Raw records.
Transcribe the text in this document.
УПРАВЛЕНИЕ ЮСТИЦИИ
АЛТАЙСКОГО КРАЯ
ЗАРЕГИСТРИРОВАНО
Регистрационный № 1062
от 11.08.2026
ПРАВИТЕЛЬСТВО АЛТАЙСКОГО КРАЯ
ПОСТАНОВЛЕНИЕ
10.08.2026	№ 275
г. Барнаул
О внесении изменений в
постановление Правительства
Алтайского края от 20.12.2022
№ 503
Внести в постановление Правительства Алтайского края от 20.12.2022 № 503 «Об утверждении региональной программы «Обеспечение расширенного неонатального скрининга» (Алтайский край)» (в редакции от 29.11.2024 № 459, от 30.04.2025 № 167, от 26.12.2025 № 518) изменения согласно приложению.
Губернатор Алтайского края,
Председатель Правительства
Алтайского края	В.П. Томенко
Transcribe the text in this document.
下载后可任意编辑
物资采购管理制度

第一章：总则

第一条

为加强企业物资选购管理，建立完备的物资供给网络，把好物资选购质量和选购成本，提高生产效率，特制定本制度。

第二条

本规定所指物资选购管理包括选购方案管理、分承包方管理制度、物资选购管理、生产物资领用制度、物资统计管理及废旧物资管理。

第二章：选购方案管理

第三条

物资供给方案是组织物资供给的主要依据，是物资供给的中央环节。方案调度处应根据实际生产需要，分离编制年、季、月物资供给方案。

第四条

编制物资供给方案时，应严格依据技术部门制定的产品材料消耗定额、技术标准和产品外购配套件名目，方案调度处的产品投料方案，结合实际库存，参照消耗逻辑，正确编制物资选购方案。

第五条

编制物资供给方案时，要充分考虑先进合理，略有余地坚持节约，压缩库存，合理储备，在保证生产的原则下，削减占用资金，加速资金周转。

...

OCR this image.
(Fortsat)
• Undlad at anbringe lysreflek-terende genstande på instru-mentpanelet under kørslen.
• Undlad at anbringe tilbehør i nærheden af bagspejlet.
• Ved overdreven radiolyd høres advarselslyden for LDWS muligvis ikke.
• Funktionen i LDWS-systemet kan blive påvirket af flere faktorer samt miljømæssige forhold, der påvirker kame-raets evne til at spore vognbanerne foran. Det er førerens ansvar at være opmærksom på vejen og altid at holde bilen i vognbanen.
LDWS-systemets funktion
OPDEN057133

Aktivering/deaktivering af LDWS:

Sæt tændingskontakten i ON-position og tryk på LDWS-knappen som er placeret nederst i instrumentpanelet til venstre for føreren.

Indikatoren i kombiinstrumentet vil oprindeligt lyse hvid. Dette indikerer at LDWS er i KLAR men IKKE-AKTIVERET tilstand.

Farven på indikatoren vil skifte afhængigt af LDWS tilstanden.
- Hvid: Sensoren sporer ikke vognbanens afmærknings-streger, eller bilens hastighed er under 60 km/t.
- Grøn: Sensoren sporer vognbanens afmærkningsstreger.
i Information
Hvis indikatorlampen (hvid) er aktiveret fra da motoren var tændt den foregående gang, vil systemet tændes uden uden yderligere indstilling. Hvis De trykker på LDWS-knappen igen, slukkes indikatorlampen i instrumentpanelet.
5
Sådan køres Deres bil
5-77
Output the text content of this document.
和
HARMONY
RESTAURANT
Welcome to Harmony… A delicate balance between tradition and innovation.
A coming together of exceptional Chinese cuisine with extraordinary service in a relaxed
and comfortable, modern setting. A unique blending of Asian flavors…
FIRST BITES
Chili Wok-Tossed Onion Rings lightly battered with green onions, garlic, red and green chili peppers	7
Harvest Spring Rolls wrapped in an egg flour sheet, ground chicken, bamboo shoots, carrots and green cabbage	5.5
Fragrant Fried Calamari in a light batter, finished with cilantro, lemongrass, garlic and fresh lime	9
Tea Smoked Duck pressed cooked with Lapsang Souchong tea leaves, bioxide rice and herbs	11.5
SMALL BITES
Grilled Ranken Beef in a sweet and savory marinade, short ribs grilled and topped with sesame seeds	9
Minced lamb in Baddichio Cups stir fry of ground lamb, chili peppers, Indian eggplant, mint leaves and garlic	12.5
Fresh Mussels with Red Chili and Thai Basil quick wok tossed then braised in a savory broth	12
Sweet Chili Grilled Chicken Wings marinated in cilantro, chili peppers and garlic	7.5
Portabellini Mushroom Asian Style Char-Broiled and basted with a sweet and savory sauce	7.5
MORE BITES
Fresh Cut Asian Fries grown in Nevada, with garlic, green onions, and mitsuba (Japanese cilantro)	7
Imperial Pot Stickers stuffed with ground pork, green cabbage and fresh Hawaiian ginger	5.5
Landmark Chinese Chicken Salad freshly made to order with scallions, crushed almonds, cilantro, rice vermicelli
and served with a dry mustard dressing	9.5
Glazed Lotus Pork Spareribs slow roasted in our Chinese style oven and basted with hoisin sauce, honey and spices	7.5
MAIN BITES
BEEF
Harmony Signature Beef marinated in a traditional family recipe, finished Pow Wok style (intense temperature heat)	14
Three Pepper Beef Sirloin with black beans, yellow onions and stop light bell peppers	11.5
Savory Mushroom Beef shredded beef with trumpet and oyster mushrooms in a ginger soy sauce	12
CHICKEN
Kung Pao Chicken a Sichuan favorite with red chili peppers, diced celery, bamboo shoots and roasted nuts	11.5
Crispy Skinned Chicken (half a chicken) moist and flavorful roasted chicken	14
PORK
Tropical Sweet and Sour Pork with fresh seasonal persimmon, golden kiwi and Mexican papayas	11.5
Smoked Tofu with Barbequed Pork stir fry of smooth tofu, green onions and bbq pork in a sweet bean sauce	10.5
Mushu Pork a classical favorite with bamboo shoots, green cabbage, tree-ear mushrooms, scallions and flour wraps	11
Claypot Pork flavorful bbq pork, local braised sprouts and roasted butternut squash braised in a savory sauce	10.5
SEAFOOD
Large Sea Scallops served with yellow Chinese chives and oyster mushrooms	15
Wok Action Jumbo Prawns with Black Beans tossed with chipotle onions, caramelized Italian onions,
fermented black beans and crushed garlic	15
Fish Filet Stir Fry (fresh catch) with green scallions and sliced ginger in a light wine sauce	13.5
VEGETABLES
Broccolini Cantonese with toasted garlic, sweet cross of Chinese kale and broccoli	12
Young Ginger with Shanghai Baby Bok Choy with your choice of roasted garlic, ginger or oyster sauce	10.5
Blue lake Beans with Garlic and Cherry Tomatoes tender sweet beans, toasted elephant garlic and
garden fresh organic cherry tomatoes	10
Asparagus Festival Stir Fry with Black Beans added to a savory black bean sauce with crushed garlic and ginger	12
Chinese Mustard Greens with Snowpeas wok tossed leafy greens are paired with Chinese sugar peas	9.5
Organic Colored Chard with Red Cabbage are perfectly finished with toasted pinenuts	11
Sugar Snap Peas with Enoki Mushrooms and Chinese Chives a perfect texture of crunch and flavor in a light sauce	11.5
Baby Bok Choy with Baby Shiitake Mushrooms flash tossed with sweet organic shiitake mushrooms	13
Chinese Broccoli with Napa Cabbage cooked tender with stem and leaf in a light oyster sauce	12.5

---

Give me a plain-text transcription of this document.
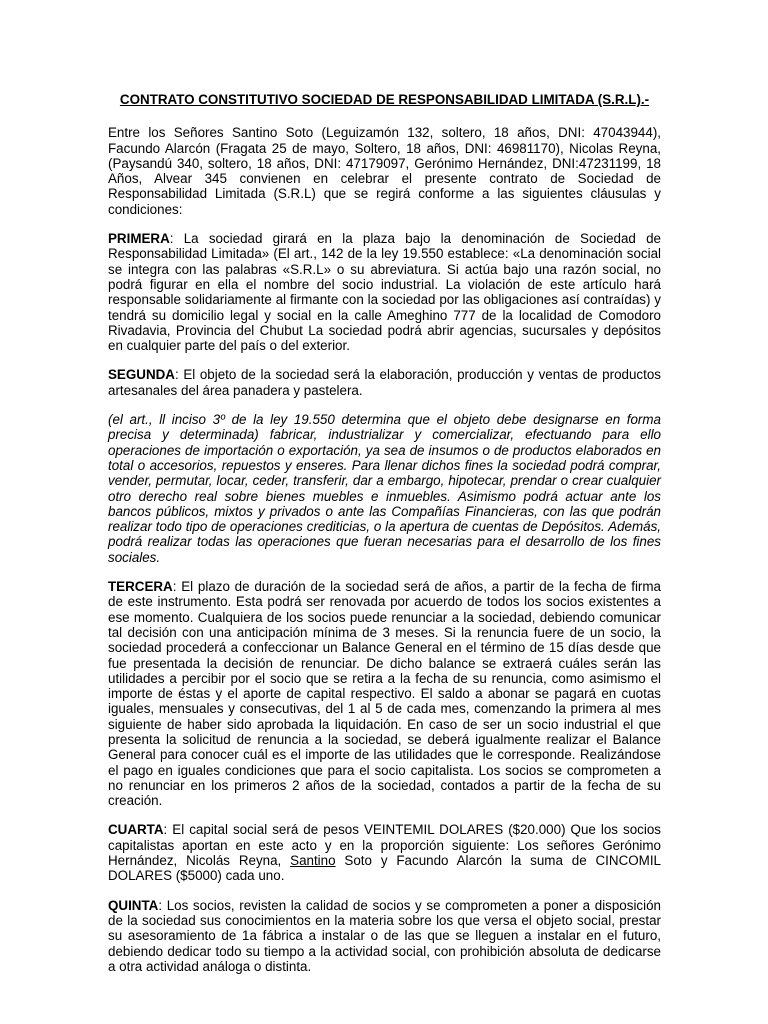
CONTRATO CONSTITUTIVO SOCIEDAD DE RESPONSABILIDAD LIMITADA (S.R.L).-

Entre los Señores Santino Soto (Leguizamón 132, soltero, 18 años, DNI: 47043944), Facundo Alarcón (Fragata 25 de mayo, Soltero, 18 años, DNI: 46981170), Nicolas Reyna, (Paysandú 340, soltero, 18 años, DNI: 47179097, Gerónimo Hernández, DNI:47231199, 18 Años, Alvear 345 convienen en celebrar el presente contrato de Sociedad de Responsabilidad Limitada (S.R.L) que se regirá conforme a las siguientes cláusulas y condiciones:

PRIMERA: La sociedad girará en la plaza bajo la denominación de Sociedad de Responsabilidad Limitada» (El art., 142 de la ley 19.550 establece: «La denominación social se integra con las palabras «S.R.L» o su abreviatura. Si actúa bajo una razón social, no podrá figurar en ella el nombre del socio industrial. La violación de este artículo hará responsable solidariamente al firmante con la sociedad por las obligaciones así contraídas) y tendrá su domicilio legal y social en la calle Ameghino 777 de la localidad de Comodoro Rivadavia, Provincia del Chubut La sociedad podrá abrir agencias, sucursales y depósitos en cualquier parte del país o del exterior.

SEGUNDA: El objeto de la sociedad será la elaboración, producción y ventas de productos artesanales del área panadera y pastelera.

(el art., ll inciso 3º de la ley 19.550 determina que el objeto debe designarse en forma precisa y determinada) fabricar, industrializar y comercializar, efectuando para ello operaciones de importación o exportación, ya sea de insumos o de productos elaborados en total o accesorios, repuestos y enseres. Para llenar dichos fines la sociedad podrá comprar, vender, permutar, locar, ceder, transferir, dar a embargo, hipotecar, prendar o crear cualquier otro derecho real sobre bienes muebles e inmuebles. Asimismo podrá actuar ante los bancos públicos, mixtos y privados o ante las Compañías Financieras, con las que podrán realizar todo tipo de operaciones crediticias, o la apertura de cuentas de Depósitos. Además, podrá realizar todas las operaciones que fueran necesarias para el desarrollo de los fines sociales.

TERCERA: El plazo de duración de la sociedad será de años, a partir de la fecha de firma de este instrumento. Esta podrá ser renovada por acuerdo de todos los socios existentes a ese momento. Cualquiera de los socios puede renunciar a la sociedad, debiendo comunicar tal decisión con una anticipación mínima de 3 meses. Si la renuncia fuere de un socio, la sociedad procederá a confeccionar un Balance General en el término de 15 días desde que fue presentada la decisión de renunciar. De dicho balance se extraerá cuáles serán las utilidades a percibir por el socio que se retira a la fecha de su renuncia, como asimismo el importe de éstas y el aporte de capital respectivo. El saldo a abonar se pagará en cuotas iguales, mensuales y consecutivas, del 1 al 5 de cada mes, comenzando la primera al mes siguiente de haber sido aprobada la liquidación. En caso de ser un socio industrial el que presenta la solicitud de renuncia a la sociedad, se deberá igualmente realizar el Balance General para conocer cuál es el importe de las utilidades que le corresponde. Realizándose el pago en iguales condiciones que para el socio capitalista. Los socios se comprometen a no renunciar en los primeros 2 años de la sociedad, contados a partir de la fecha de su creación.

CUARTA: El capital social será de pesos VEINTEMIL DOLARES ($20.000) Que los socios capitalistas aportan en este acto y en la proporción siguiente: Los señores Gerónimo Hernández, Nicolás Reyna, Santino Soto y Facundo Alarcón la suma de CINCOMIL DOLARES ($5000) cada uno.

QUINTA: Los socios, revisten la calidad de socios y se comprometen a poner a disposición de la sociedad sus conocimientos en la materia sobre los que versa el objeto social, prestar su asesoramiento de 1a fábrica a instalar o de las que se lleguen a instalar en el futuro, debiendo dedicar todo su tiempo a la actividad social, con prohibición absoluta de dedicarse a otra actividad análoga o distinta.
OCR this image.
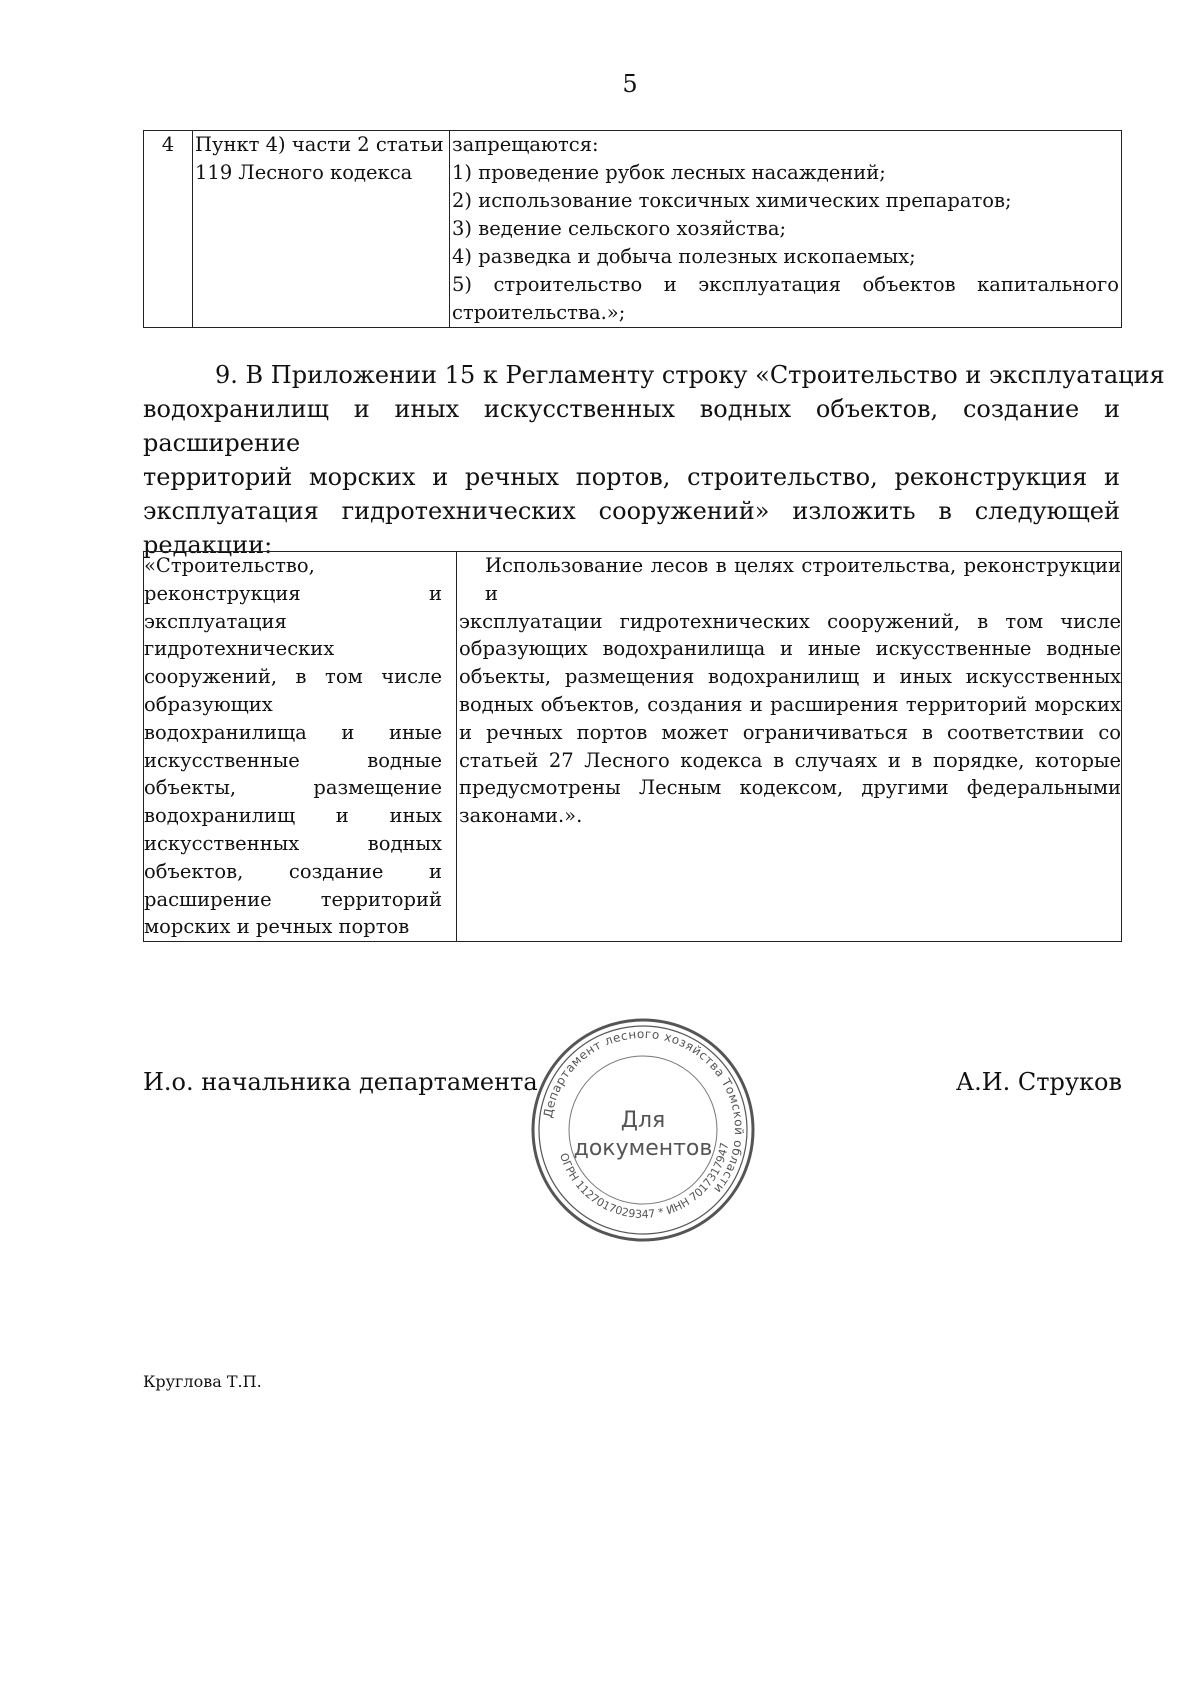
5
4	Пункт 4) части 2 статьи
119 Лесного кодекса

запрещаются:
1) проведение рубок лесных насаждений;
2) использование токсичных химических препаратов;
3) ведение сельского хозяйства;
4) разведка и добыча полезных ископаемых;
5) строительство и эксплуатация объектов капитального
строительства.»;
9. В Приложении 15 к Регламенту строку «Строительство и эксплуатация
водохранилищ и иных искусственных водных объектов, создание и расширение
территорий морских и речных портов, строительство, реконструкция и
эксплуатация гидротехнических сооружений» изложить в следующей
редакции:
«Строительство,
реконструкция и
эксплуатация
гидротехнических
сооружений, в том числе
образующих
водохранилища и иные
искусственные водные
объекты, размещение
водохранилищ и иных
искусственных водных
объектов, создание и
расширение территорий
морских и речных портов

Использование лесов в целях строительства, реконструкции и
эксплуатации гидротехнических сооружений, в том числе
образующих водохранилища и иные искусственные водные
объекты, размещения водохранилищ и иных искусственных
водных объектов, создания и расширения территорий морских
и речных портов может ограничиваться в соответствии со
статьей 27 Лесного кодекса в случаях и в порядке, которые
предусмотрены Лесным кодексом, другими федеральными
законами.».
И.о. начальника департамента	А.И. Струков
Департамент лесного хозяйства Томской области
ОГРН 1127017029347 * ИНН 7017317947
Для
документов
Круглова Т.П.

To be done. Pick out the lines above that hold the string "cooked" and show them.

Solution for this problem.
Tea Smoked Duck pressed cooked with Lapsang Souchong tea leaves, bioxide rice and herbs	11.5
Chinese Broccoli with Napa Cabbage cooked tender with stem and leaf in a light oyster sauce	12.5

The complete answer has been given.